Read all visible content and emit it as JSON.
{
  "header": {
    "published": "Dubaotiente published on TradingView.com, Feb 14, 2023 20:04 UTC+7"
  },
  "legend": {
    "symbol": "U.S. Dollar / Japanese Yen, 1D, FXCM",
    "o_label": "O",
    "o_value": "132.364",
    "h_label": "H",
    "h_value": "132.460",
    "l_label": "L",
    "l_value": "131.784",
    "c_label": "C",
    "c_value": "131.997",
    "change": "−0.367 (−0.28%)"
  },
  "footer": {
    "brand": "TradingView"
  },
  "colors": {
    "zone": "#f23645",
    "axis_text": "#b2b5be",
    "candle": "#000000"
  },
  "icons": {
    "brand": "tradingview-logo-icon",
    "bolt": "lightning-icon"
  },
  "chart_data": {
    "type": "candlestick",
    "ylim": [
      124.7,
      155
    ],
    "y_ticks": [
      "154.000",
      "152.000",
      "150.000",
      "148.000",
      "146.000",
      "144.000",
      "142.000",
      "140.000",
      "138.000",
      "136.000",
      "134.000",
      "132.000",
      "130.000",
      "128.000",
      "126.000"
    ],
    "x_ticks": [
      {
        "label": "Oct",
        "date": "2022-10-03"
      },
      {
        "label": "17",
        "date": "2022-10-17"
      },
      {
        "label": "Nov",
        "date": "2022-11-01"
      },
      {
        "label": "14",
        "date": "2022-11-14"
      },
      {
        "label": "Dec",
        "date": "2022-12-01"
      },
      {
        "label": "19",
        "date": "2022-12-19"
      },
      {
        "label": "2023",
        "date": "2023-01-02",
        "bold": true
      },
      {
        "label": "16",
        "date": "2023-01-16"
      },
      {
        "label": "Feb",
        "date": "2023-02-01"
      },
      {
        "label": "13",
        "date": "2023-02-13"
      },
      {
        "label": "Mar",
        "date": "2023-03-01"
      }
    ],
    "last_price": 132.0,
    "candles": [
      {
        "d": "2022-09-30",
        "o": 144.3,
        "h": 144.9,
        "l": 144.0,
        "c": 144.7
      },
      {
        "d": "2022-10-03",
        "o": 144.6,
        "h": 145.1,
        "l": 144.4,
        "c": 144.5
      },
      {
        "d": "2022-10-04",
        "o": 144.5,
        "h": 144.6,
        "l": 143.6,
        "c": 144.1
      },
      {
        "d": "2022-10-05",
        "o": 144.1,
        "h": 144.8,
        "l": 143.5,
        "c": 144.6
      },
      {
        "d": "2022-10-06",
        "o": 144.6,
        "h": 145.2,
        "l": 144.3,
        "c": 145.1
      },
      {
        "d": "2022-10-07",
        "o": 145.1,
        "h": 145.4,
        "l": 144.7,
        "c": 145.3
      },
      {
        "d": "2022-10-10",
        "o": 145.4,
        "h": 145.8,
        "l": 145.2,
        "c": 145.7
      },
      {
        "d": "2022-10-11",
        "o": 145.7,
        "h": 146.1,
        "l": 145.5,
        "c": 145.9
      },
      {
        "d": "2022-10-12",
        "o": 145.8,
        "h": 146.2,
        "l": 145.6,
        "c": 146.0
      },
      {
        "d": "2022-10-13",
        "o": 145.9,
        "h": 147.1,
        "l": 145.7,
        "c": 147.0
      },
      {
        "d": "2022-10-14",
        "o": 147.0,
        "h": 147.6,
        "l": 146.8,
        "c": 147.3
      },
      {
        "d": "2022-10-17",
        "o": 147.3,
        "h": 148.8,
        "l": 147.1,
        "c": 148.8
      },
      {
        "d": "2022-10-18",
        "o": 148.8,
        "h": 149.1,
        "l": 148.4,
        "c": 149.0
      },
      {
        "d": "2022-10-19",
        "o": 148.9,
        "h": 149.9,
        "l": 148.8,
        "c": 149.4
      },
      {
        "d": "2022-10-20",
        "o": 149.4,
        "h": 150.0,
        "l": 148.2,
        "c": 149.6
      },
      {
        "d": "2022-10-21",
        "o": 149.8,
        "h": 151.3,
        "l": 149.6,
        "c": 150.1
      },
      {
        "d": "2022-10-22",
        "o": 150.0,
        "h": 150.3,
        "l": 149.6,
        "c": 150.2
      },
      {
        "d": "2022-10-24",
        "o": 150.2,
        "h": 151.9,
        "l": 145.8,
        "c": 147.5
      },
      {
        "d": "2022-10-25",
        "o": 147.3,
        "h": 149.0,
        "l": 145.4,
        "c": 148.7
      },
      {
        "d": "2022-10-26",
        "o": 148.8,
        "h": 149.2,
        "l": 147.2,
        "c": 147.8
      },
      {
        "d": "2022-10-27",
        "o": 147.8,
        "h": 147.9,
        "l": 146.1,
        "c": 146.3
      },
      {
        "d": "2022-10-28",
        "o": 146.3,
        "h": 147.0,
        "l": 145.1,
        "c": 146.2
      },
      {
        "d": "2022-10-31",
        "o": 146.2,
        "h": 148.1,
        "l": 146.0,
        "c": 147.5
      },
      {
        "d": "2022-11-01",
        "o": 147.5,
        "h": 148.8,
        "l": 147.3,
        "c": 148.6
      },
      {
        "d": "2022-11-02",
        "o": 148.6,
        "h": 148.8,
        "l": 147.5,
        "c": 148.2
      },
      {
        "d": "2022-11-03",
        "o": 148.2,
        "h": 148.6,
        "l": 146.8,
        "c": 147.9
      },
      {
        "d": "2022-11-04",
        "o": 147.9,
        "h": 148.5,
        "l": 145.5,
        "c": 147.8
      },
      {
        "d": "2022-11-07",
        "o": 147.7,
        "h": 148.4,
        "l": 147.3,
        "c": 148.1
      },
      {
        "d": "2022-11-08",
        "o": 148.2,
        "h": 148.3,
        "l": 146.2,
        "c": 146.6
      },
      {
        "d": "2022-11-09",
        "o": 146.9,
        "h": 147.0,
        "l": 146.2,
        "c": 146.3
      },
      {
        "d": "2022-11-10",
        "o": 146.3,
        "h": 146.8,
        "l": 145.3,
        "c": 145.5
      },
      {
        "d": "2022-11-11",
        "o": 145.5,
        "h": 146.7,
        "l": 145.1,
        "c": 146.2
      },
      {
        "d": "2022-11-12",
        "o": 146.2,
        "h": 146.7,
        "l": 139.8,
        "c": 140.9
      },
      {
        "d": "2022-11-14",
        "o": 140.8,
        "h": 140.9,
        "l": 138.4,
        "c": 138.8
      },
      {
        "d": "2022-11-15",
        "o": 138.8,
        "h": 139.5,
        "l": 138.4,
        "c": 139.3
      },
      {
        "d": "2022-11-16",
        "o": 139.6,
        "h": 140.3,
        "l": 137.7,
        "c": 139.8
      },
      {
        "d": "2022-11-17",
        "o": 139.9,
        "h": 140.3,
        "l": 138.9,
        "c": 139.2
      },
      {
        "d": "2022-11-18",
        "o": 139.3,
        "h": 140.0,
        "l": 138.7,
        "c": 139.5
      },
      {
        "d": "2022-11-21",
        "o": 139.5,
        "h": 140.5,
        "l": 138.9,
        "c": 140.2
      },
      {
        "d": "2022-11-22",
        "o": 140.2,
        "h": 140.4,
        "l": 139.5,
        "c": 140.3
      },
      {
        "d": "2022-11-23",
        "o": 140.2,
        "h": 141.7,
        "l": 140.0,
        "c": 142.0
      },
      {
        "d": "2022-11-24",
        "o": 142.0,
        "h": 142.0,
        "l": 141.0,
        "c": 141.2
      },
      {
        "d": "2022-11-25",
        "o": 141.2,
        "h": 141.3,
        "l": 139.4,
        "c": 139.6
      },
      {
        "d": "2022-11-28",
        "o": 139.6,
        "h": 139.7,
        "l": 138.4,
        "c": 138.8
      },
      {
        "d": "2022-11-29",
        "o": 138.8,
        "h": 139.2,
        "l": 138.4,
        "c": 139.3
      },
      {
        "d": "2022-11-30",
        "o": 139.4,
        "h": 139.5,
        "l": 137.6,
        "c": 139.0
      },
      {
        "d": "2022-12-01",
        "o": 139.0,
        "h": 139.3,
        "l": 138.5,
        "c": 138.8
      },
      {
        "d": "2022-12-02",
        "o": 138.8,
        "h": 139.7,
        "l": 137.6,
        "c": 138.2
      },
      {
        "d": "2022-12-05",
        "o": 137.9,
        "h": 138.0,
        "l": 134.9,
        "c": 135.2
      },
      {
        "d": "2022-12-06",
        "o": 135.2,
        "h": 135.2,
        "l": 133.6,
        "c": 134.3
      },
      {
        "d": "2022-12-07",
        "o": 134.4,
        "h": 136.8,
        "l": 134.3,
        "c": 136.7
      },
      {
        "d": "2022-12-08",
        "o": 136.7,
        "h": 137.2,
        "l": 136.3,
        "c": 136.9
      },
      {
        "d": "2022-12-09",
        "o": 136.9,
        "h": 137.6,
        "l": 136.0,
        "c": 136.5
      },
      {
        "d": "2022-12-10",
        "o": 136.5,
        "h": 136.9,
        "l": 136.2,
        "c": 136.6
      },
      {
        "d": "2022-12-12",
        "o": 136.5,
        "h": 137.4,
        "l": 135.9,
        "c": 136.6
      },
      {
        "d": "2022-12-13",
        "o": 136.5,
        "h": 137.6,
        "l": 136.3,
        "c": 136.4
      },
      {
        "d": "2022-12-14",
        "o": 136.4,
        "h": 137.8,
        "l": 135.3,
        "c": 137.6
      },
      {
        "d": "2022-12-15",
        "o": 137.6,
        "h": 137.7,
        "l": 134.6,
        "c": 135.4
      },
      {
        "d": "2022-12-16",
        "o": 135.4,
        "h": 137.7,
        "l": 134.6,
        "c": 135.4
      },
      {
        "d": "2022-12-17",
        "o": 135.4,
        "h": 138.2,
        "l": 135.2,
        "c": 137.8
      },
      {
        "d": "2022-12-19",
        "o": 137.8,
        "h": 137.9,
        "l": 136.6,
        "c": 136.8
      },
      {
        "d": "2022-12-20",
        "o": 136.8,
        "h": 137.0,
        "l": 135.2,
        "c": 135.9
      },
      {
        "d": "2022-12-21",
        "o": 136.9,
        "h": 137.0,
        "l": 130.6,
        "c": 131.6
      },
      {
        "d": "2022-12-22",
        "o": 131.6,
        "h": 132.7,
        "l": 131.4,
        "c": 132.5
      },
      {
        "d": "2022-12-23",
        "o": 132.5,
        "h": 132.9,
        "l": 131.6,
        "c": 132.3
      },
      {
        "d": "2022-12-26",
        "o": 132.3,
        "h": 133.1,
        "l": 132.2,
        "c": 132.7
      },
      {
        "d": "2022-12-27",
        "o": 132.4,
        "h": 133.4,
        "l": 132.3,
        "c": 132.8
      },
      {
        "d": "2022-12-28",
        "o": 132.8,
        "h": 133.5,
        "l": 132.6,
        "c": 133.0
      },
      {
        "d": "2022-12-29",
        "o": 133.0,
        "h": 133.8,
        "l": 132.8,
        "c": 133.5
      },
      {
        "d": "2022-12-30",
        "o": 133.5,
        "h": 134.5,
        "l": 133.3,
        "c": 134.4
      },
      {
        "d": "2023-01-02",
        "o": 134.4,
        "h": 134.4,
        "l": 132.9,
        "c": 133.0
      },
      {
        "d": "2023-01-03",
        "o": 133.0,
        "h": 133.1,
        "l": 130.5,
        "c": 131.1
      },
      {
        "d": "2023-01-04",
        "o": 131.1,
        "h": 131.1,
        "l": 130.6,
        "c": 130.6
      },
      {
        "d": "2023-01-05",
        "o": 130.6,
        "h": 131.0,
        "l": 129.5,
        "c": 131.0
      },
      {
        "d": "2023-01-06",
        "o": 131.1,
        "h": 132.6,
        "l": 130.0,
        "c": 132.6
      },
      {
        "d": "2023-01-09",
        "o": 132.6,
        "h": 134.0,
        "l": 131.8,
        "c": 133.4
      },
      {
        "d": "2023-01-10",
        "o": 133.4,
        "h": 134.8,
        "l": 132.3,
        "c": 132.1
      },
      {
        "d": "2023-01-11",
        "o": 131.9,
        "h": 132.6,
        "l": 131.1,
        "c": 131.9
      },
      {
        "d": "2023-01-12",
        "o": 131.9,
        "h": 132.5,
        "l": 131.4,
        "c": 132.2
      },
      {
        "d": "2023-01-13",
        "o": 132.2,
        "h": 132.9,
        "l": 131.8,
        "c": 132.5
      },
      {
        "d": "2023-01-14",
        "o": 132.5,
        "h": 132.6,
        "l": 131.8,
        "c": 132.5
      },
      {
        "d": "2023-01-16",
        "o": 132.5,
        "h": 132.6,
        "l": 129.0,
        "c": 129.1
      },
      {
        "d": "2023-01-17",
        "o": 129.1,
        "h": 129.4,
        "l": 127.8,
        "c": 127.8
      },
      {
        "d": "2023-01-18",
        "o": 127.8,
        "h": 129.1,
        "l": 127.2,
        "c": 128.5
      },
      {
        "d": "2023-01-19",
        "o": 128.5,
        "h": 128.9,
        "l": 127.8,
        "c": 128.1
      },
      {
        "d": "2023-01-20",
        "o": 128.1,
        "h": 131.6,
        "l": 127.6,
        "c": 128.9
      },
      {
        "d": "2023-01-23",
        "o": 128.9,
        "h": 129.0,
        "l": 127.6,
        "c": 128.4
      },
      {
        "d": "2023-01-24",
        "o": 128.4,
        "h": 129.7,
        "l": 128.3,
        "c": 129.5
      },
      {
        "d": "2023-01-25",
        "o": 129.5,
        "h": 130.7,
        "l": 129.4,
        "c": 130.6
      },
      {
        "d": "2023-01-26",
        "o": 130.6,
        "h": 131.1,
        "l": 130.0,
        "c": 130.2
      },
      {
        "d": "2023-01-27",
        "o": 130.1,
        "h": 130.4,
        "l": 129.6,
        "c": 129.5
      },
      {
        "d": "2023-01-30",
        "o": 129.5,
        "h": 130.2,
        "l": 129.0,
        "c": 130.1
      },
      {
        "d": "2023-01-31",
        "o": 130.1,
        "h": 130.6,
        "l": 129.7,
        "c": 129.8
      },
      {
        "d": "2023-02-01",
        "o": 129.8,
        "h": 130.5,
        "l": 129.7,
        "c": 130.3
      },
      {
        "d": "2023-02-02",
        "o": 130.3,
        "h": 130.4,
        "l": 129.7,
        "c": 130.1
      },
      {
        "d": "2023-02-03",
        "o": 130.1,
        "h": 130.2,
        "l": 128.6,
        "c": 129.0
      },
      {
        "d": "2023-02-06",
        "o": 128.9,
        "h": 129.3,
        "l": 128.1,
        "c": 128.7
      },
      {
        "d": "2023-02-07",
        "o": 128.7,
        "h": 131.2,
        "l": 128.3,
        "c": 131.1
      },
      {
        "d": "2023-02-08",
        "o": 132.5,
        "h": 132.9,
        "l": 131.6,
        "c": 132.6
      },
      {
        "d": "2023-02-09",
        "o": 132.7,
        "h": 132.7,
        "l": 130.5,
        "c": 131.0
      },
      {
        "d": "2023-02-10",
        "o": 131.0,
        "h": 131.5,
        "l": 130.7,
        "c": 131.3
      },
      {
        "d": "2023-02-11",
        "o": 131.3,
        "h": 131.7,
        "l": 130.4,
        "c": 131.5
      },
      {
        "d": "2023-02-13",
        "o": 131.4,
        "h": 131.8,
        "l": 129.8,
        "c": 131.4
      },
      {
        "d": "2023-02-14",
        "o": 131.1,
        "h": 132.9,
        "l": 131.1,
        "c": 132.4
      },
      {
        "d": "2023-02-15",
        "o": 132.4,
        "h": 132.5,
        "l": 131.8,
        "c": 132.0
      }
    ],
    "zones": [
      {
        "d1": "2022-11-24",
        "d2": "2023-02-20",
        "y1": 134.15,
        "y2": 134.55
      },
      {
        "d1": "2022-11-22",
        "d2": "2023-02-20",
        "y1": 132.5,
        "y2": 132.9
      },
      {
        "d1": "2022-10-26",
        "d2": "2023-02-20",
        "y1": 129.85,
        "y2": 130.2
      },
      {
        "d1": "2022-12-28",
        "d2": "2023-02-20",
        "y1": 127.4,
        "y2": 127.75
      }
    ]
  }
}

------------------------------------------------------------------------

*What the exercise asks*:
Extract all lines from the data in which "brand" is found.

*Solution for this task*:
    "brand": "TradingView"
    "brand": "tradingview-logo-icon",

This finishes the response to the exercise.